TASK
Every record must be transcribed in its entirety, apart from the images, which are to be omitted.

━━━ MATERIAL FOR THE TASK

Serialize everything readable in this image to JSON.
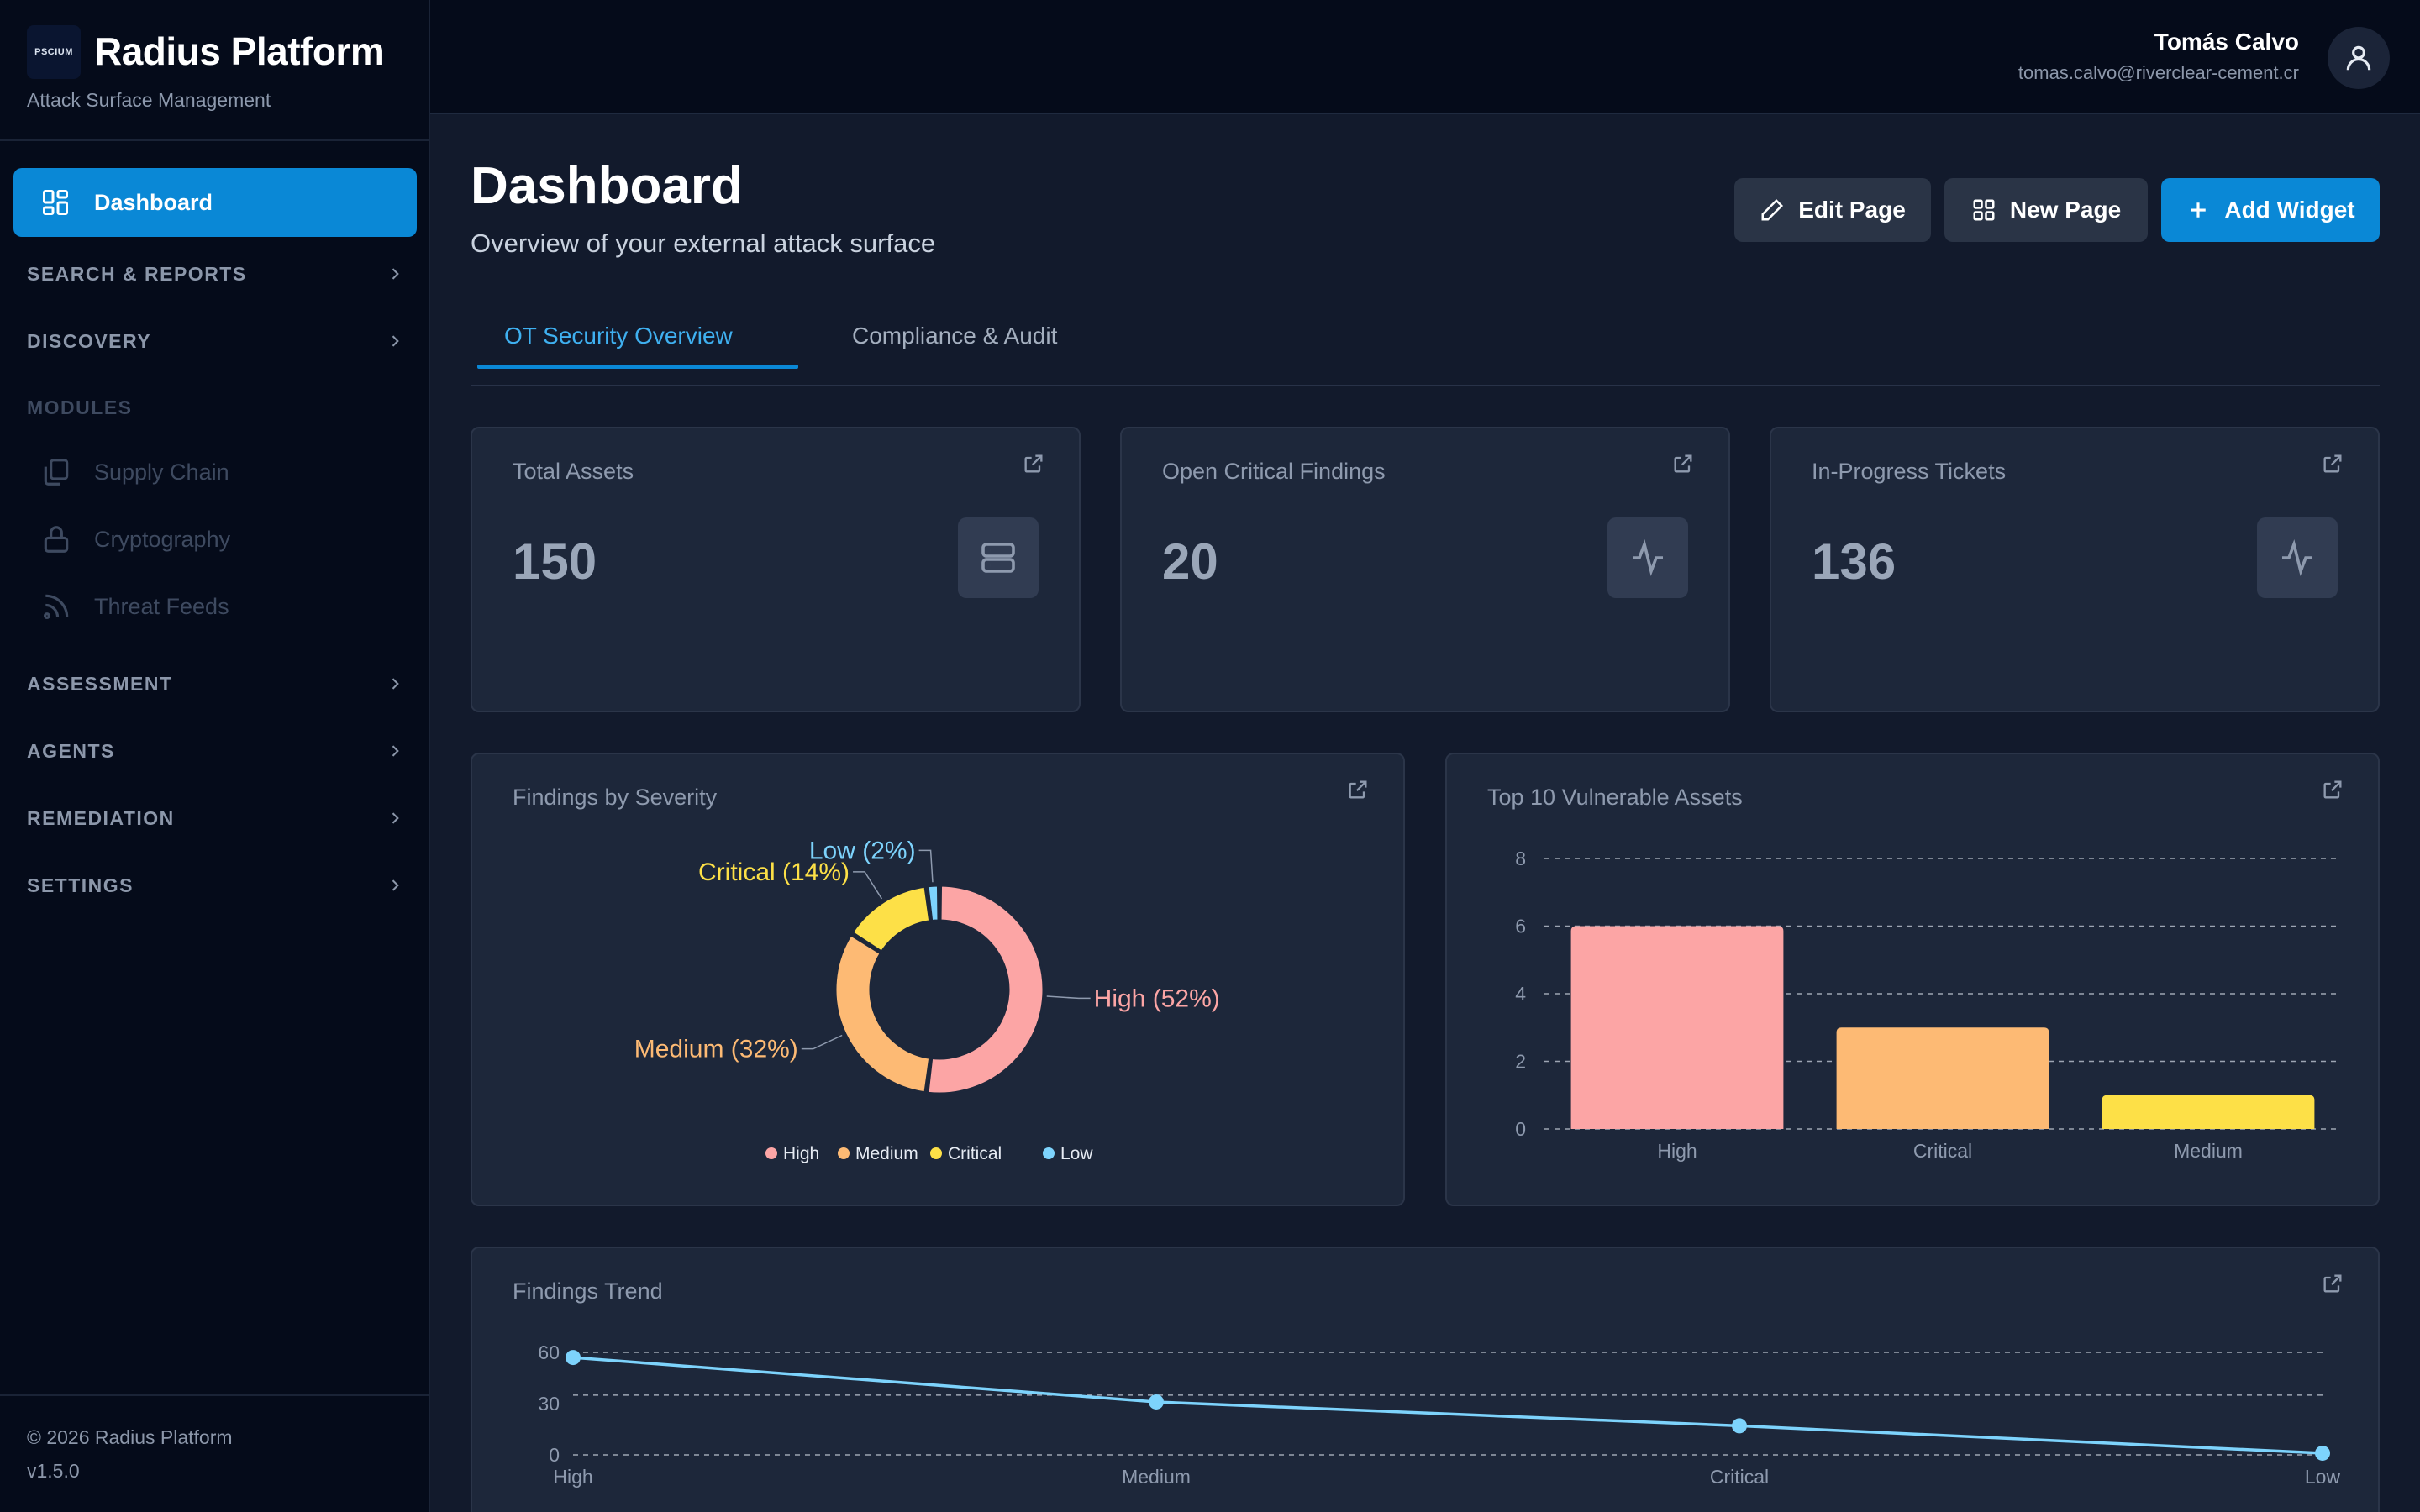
{
  "brand": {
    "logo_text": "PSCIUM",
    "name": "Radius Platform",
    "subtitle": "Attack Surface Management"
  },
  "sidebar": {
    "active": {
      "label": "Dashboard",
      "icon": "grid-icon"
    },
    "sections": [
      {
        "label": "SEARCH & REPORTS"
      },
      {
        "label": "DISCOVERY"
      }
    ],
    "modules_heading": "MODULES",
    "modules": [
      {
        "label": "Supply Chain",
        "icon": "copy-icon"
      },
      {
        "label": "Cryptography",
        "icon": "lock-icon"
      },
      {
        "label": "Threat Feeds",
        "icon": "rss-icon"
      }
    ],
    "sections2": [
      {
        "label": "ASSESSMENT"
      },
      {
        "label": "AGENTS"
      },
      {
        "label": "REMEDIATION"
      },
      {
        "label": "SETTINGS"
      }
    ],
    "footer": {
      "copyright": "© 2026 Radius Platform",
      "version": "v1.5.0"
    }
  },
  "user": {
    "name": "Tomás Calvo",
    "email": "tomas.calvo@riverclear-cement.cr"
  },
  "header": {
    "title": "Dashboard",
    "subtitle": "Overview of your external attack surface",
    "buttons": {
      "edit": "Edit Page",
      "new": "New Page",
      "add": "Add Widget"
    }
  },
  "tabs": [
    {
      "label": "OT Security Overview",
      "active": true
    },
    {
      "label": "Compliance & Audit",
      "active": false
    }
  ],
  "stats": [
    {
      "title": "Total Assets",
      "value": "150",
      "icon": "server-icon"
    },
    {
      "title": "Open Critical Findings",
      "value": "20",
      "icon": "activity-icon"
    },
    {
      "title": "In-Progress Tickets",
      "value": "136",
      "icon": "activity-icon"
    }
  ],
  "colors": {
    "high": "#fca5a5",
    "medium": "#fdba74",
    "critical": "#fde047",
    "low": "#7dd3fc",
    "accent": "#0a88d6"
  },
  "widgets": {
    "severity": {
      "title": "Findings by Severity"
    },
    "top_assets": {
      "title": "Top 10 Vulnerable Assets"
    },
    "trend": {
      "title": "Findings Trend"
    }
  },
  "chart_data": [
    {
      "type": "pie",
      "title": "Findings by Severity",
      "categories": [
        "High",
        "Medium",
        "Critical",
        "Low"
      ],
      "values": [
        52,
        32,
        14,
        2
      ],
      "labels": [
        "High (52%)",
        "Medium (32%)",
        "Critical (14%)",
        "Low (2%)"
      ],
      "legend": "bottom"
    },
    {
      "type": "bar",
      "title": "Top 10 Vulnerable Assets",
      "categories": [
        "High",
        "Critical",
        "Medium"
      ],
      "values": [
        6,
        3,
        1
      ],
      "ylim": [
        0,
        8
      ],
      "yticks": [
        0,
        2,
        4,
        6,
        8
      ],
      "grid": true
    },
    {
      "type": "line",
      "title": "Findings Trend",
      "categories": [
        "High",
        "Medium",
        "Critical",
        "Low"
      ],
      "values": [
        57,
        31,
        17,
        1
      ],
      "yticks": [
        0,
        30,
        60
      ],
      "grid": true
    }
  ]
}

━━━━━━

WRITTEN ANSWER
Serialize everything readable in this image to JSON.
{
  "brand": {
    "logo_text": "PSCIUM",
    "name": "Radius Platform",
    "subtitle": "Attack Surface Management"
  },
  "sidebar": {
    "active": {
      "label": "Dashboard",
      "icon": "grid-icon"
    },
    "sections": [
      {
        "label": "SEARCH & REPORTS"
      },
      {
        "label": "DISCOVERY"
      }
    ],
    "modules_heading": "MODULES",
    "modules": [
      {
        "label": "Supply Chain",
        "icon": "copy-icon"
      },
      {
        "label": "Cryptography",
        "icon": "lock-icon"
      },
      {
        "label": "Threat Feeds",
        "icon": "rss-icon"
      }
    ],
    "sections2": [
      {
        "label": "ASSESSMENT"
      },
      {
        "label": "AGENTS"
      },
      {
        "label": "REMEDIATION"
      },
      {
        "label": "SETTINGS"
      }
    ],
    "footer": {
      "copyright": "© 2026 Radius Platform",
      "version": "v1.5.0"
    }
  },
  "user": {
    "name": "Tomás Calvo",
    "email": "tomas.calvo@riverclear-cement.cr"
  },
  "header": {
    "title": "Dashboard",
    "subtitle": "Overview of your external attack surface",
    "buttons": {
      "edit": "Edit Page",
      "new": "New Page",
      "add": "Add Widget"
    }
  },
  "tabs": [
    {
      "label": "OT Security Overview",
      "active": true
    },
    {
      "label": "Compliance & Audit",
      "active": false
    }
  ],
  "stats": [
    {
      "title": "Total Assets",
      "value": "150",
      "icon": "server-icon"
    },
    {
      "title": "Open Critical Findings",
      "value": "20",
      "icon": "activity-icon"
    },
    {
      "title": "In-Progress Tickets",
      "value": "136",
      "icon": "activity-icon"
    }
  ],
  "colors": {
    "high": "#fca5a5",
    "medium": "#fdba74",
    "critical": "#fde047",
    "low": "#7dd3fc",
    "accent": "#0a88d6"
  },
  "widgets": {
    "severity": {
      "title": "Findings by Severity"
    },
    "top_assets": {
      "title": "Top 10 Vulnerable Assets"
    },
    "trend": {
      "title": "Findings Trend"
    }
  },
  "chart_data": [
    {
      "type": "pie",
      "title": "Findings by Severity",
      "categories": [
        "High",
        "Medium",
        "Critical",
        "Low"
      ],
      "values": [
        52,
        32,
        14,
        2
      ],
      "labels": [
        "High (52%)",
        "Medium (32%)",
        "Critical (14%)",
        "Low (2%)"
      ],
      "legend": "bottom"
    },
    {
      "type": "bar",
      "title": "Top 10 Vulnerable Assets",
      "categories": [
        "High",
        "Critical",
        "Medium"
      ],
      "values": [
        6,
        3,
        1
      ],
      "ylim": [
        0,
        8
      ],
      "yticks": [
        0,
        2,
        4,
        6,
        8
      ],
      "grid": true
    },
    {
      "type": "line",
      "title": "Findings Trend",
      "categories": [
        "High",
        "Medium",
        "Critical",
        "Low"
      ],
      "values": [
        57,
        31,
        17,
        1
      ],
      "yticks": [
        0,
        30,
        60
      ],
      "grid": true
    }
  ]
}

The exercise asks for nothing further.